WHAT YOU NEED TO DO:
Write out each line from the data below that includes the word "title".

Data entries for graphics:

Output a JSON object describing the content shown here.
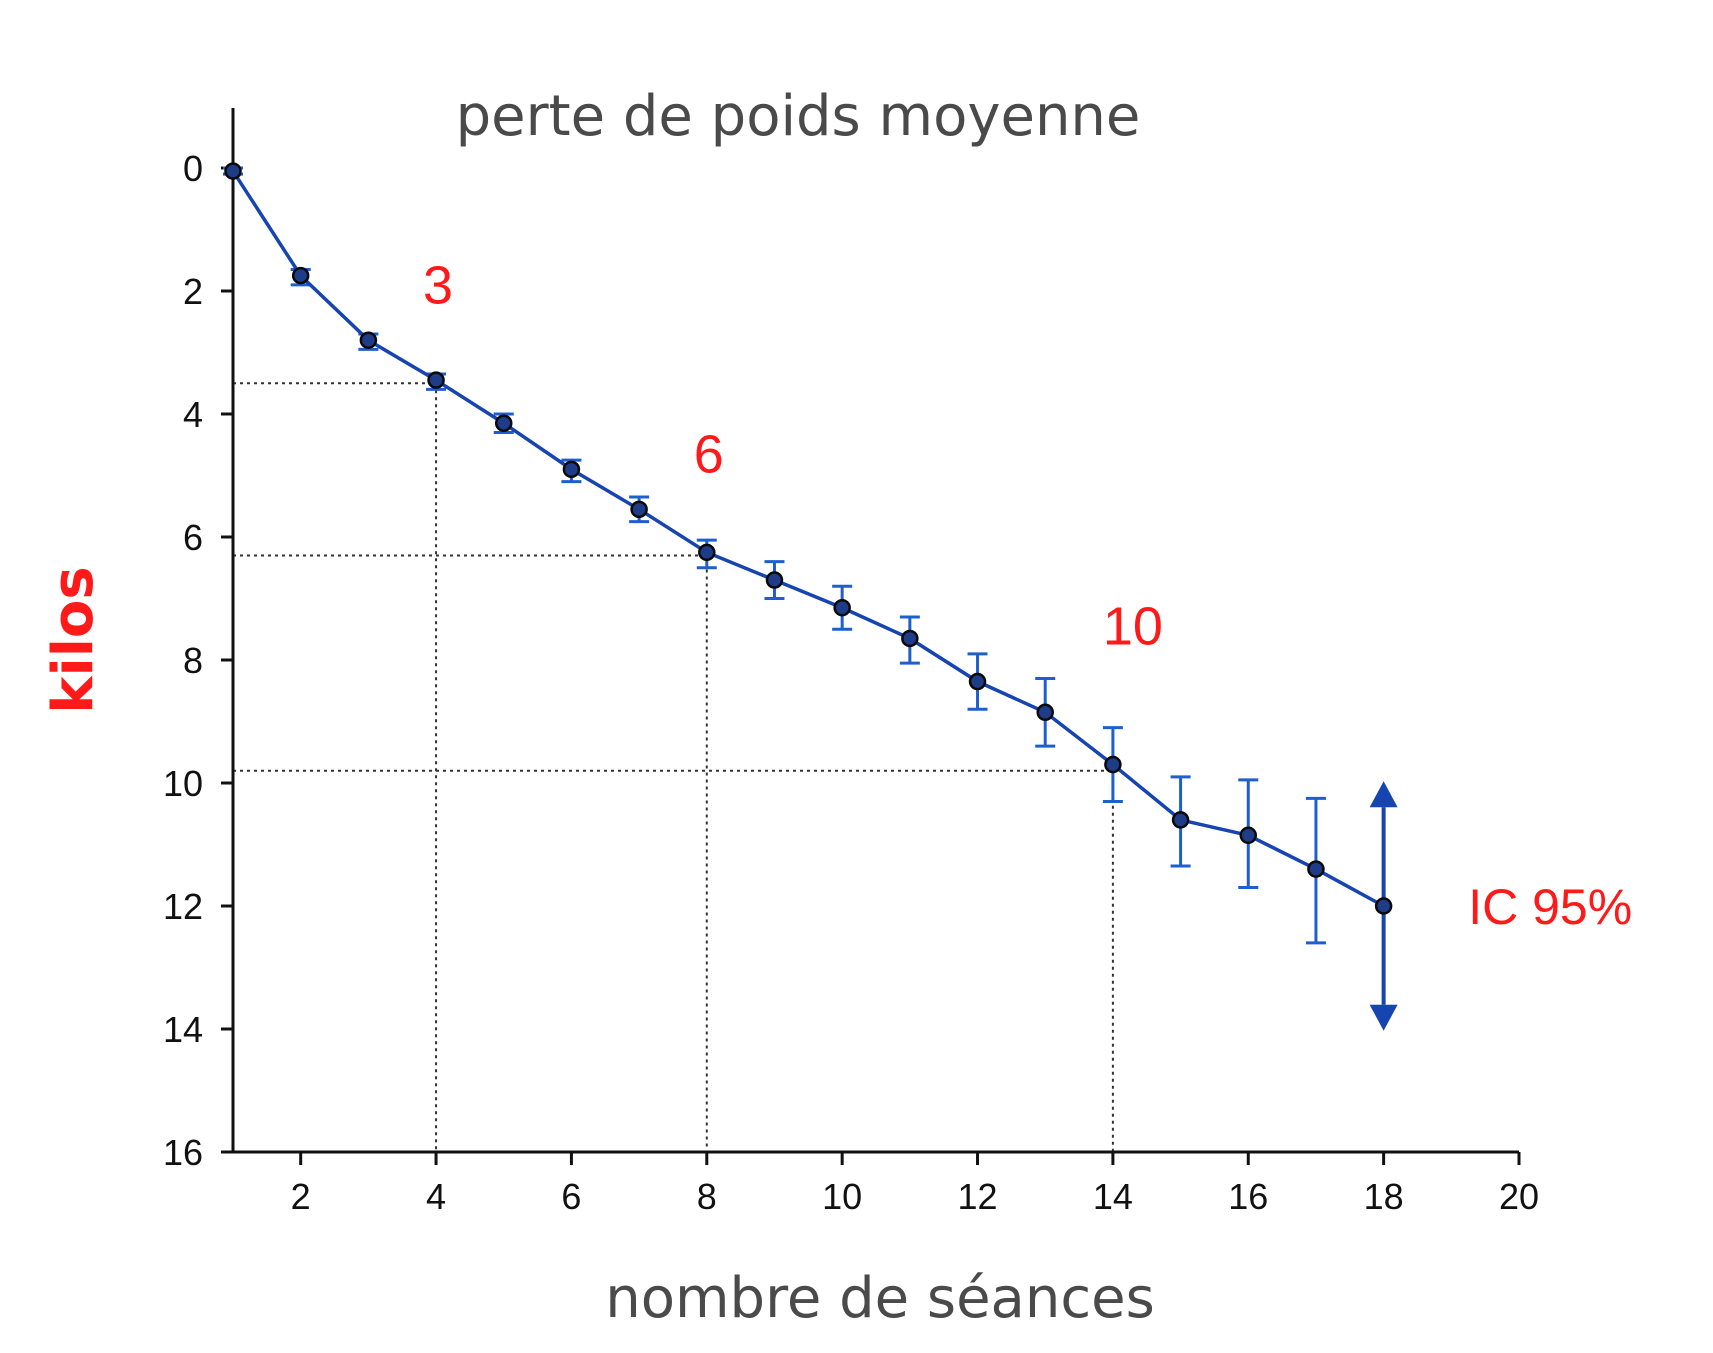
{
  "chart_data": {
    "type": "line",
    "title": "perte de poids moyenne",
    "xlabel": "nombre de séances",
    "ylabel": "kilos",
    "xlim": [
      1,
      20
    ],
    "ylim": [
      0,
      16
    ],
    "y_inverted": true,
    "grid": false,
    "x_ticks": [
      2,
      4,
      6,
      8,
      10,
      12,
      14,
      16,
      18,
      20
    ],
    "y_ticks": [
      0,
      2,
      4,
      6,
      8,
      10,
      12,
      14,
      16
    ],
    "series": [
      {
        "x": [
          1,
          2,
          3,
          4,
          5,
          6,
          7,
          8,
          9,
          10,
          11,
          12,
          13,
          14,
          15,
          16,
          17,
          18
        ],
        "y": [
          0.05,
          1.75,
          2.8,
          3.45,
          4.15,
          4.9,
          5.55,
          6.25,
          6.7,
          7.15,
          7.65,
          8.35,
          8.85,
          9.7,
          10.6,
          10.85,
          11.4,
          12.0
        ],
        "ci_low": [
          0.0,
          1.65,
          2.7,
          3.35,
          4.0,
          4.75,
          5.35,
          6.05,
          6.4,
          6.8,
          7.3,
          7.9,
          8.3,
          9.1,
          9.9,
          9.95,
          10.25,
          null
        ],
        "ci_high": [
          0.1,
          1.9,
          2.95,
          3.6,
          4.3,
          5.1,
          5.75,
          6.5,
          7.0,
          7.5,
          8.05,
          8.8,
          9.4,
          10.3,
          11.35,
          11.7,
          12.6,
          null
        ]
      }
    ],
    "reference_lines": [
      {
        "x": 4,
        "y": 3.5
      },
      {
        "x": 8,
        "y": 6.3
      },
      {
        "x": 14,
        "y": 9.8
      }
    ],
    "annotations": [
      {
        "text": "3",
        "x": 4,
        "y": 2.2
      },
      {
        "text": "6",
        "x": 8,
        "y": 4.95
      },
      {
        "text": "10",
        "x": 14,
        "y": 7.75
      },
      {
        "text": "IC 95%",
        "x": 19.25,
        "y": 12.0
      }
    ],
    "ci_arrow": {
      "x": 18,
      "y_low": 10.2,
      "y_high": 13.8
    },
    "colors": {
      "line": "#1644b0",
      "errorbar": "#1e5fd0",
      "marker": "#1f3c88",
      "annotation": "#ff1a1a",
      "axis": "#111111",
      "reference": "#333333",
      "title": "#4a4a4a"
    }
  }
}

TASK RESULT:
    "title": "perte de poids moyenne",
      "title": "#4a4a4a"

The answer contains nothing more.